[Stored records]
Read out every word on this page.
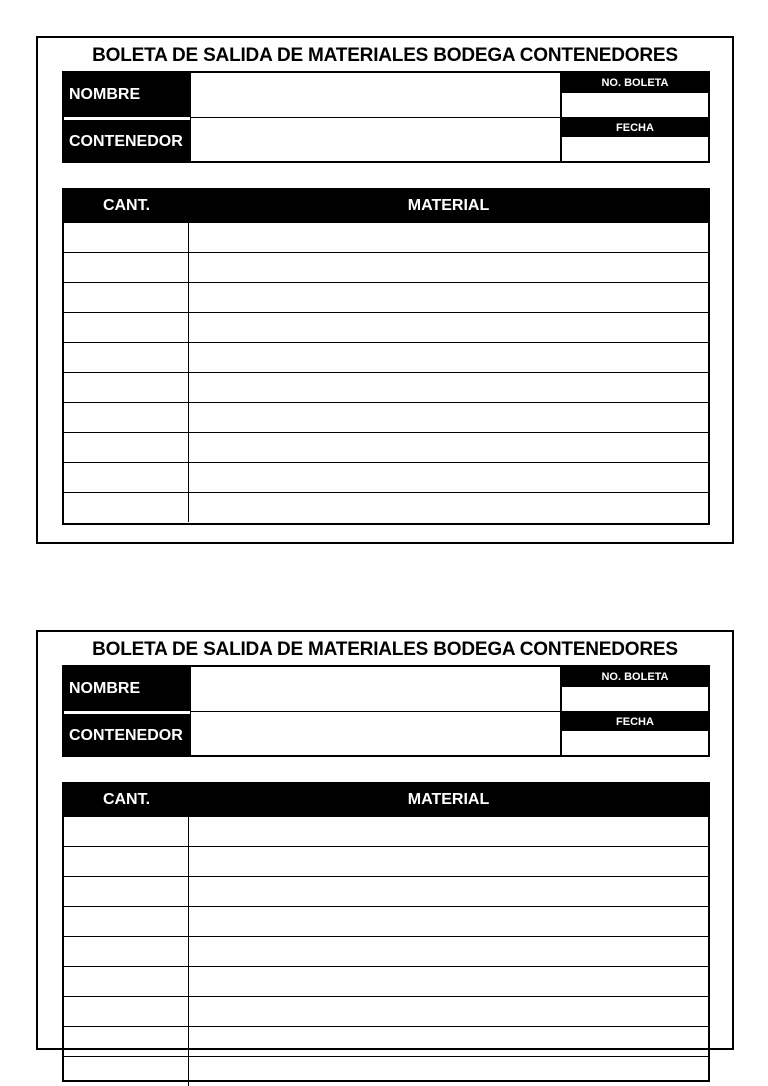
BOLETA DE SALIDA DE MATERIALES BODEGA CONTENEDORES
NOMBRE
CONTENEDOR
NO. BOLETA
FECHA
CANT.	MATERIAL
BOLETA DE SALIDA DE MATERIALES BODEGA CONTENEDORES
NOMBRE
CONTENEDOR
NO. BOLETA
FECHA
CANT.	MATERIAL
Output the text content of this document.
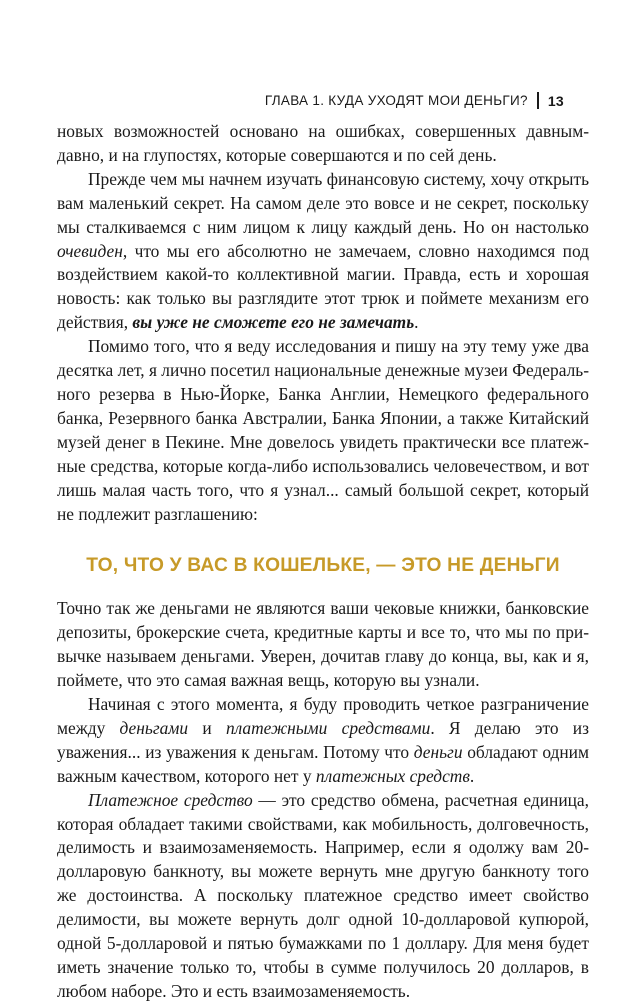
ГЛАВА 1. КУДА УХОДЯТ МОИ ДЕНЬГИ? 13

новых возможностей основано на ошибках, совершенных давным-давно, и на глупостях, которые совершаются и по сей день.

Прежде чем мы начнем изучать финансовую систему, хочу открыть вам маленький секрет. На самом деле это вовсе и не секрет, поскольку мы сталкиваемся с ним лицом к лицу каждый день. Но он настолько очевиден, что мы его абсолютно не замечаем, словно находимся под воздействием какой-то коллективной магии. Правда, есть и хорошая новость: как только вы разглядите этот трюк и поймете механизм его действия, вы уже не сможете его не замечать.

Помимо того, что я веду исследования и пишу на эту тему уже два десятка лет, я лично посетил национальные денежные музеи Федерального резерва в Нью-Йорке, Банка Англии, Немецкого федерального банка, Резервного банка Австралии, Банка Японии, а также Китайский музей денег в Пекине. Мне довелось увидеть практически все платежные средства, которые когда-либо использовались человечеством, и вот лишь малая часть того, что я узнал... самый большой секрет, который не подлежит разглашению:

ТО, ЧТО У ВАС В КОШЕЛЬКЕ, — ЭТО НЕ ДЕНЬГИ

Точно так же деньгами не являются ваши чековые книжки, банковские депозиты, брокерские счета, кредитные карты и все то, что мы по привычке называем деньгами. Уверен, дочитав главу до конца, вы, как и я, поймете, что это самая важная вещь, которую вы узнали.

Начиная с этого момента, я буду проводить четкое разграничение между деньгами и платежными средствами. Я делаю это из уважения... из уважения к деньгам. Потому что деньги обладают одним важным качеством, которого нет у платежных средств.

Платежное средство — это средство обмена, расчетная единица, которая обладает такими свойствами, как мобильность, долговечность, делимость и взаимозаменяемость. Например, если я одолжу вам 20-долларовую банкноту, вы можете вернуть мне другую банкноту того же достоинства. А поскольку платежное средство имеет свойство делимости, вы можете вернуть долг одной 10-долларовой купюрой, одной 5-долларовой и пятью бумажками по 1 доллару. Для меня будет иметь значение только то, чтобы в сумме получилось 20 долларов, в любом наборе. Это и есть взаимозаменяемость.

■ THE TASK
Every entry should be returned exactly as written, minus the pictures.

■ EXPECTED ANSWER
Read out every word on this page.
BOLETA DE SALIDA DE MATERIALES BODEGA CONTENEDORES
NOMBRE
CONTENEDOR
NO. BOLETA
FECHA
CANT.	MATERIAL
BOLETA DE SALIDA DE MATERIALES BODEGA CONTENEDORES
NOMBRE
CONTENEDOR
NO. BOLETA
FECHA
CANT.	MATERIAL
Output the text content of this document.
ГЛАВА 1. КУДА УХОДЯТ МОИ ДЕНЬГИ? 13

новых возможностей основано на ошибках, совершенных давным-давно, и на глупостях, которые совершаются и по сей день.

Прежде чем мы начнем изучать финансовую систему, хочу открыть вам маленький секрет. На самом деле это вовсе и не секрет, поскольку мы сталкиваемся с ним лицом к лицу каждый день. Но он настолько очевиден, что мы его абсолютно не замечаем, словно находимся под воздействием какой-то коллективной магии. Правда, есть и хорошая новость: как только вы разглядите этот трюк и поймете механизм его действия, вы уже не сможете его не замечать.

Помимо того, что я веду исследования и пишу на эту тему уже два десятка лет, я лично посетил национальные денежные музеи Федерального резерва в Нью-Йорке, Банка Англии, Немецкого федерального банка, Резервного банка Австралии, Банка Японии, а также Китайский музей денег в Пекине. Мне довелось увидеть практически все платежные средства, которые когда-либо использовались человечеством, и вот лишь малая часть того, что я узнал... самый большой секрет, который не подлежит разглашению:

ТО, ЧТО У ВАС В КОШЕЛЬКЕ, — ЭТО НЕ ДЕНЬГИ

Точно так же деньгами не являются ваши чековые книжки, банковские депозиты, брокерские счета, кредитные карты и все то, что мы по привычке называем деньгами. Уверен, дочитав главу до конца, вы, как и я, поймете, что это самая важная вещь, которую вы узнали.

Начиная с этого момента, я буду проводить четкое разграничение между деньгами и платежными средствами. Я делаю это из уважения... из уважения к деньгам. Потому что деньги обладают одним важным качеством, которого нет у платежных средств.

Платежное средство — это средство обмена, расчетная единица, которая обладает такими свойствами, как мобильность, долговечность, делимость и взаимозаменяемость. Например, если я одолжу вам 20-долларовую банкноту, вы можете вернуть мне другую банкноту того же достоинства. А поскольку платежное средство имеет свойство делимости, вы можете вернуть долг одной 10-долларовой купюрой, одной 5-долларовой и пятью бумажками по 1 доллару. Для меня будет иметь значение только то, чтобы в сумме получилось 20 долларов, в любом наборе. Это и есть взаимозаменяемость.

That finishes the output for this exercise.